_Instructions for the task_
All records should be reproduced verbatim.

---- Task input

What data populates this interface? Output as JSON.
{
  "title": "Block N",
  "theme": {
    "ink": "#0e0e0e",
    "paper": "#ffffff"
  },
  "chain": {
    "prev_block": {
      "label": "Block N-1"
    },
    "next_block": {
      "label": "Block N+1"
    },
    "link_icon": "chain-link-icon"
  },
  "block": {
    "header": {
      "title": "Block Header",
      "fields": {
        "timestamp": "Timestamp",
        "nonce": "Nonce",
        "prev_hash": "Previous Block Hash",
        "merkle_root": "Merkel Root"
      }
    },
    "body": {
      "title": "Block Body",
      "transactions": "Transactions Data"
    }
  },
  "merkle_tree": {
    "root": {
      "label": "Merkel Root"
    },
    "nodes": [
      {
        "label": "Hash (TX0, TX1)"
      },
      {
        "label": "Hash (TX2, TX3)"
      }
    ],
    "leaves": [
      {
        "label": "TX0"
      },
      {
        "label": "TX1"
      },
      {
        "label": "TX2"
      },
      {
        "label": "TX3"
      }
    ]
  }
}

--------

_Problem solution_
What data populates this interface? Output as JSON.
{
  "title": "Block N",
  "theme": {
    "ink": "#0e0e0e",
    "paper": "#ffffff"
  },
  "chain": {
    "prev_block": {
      "label": "Block N-1"
    },
    "next_block": {
      "label": "Block N+1"
    },
    "link_icon": "chain-link-icon"
  },
  "block": {
    "header": {
      "title": "Block Header",
      "fields": {
        "timestamp": "Timestamp",
        "nonce": "Nonce",
        "prev_hash": "Previous Block Hash",
        "merkle_root": "Merkel Root"
      }
    },
    "body": {
      "title": "Block Body",
      "transactions": "Transactions Data"
    }
  },
  "merkle_tree": {
    "root": {
      "label": "Merkel Root"
    },
    "nodes": [
      {
        "label": "Hash (TX0, TX1)"
      },
      {
        "label": "Hash (TX2, TX3)"
      }
    ],
    "leaves": [
      {
        "label": "TX0"
      },
      {
        "label": "TX1"
      },
      {
        "label": "TX2"
      },
      {
        "label": "TX3"
      }
    ]
  }
}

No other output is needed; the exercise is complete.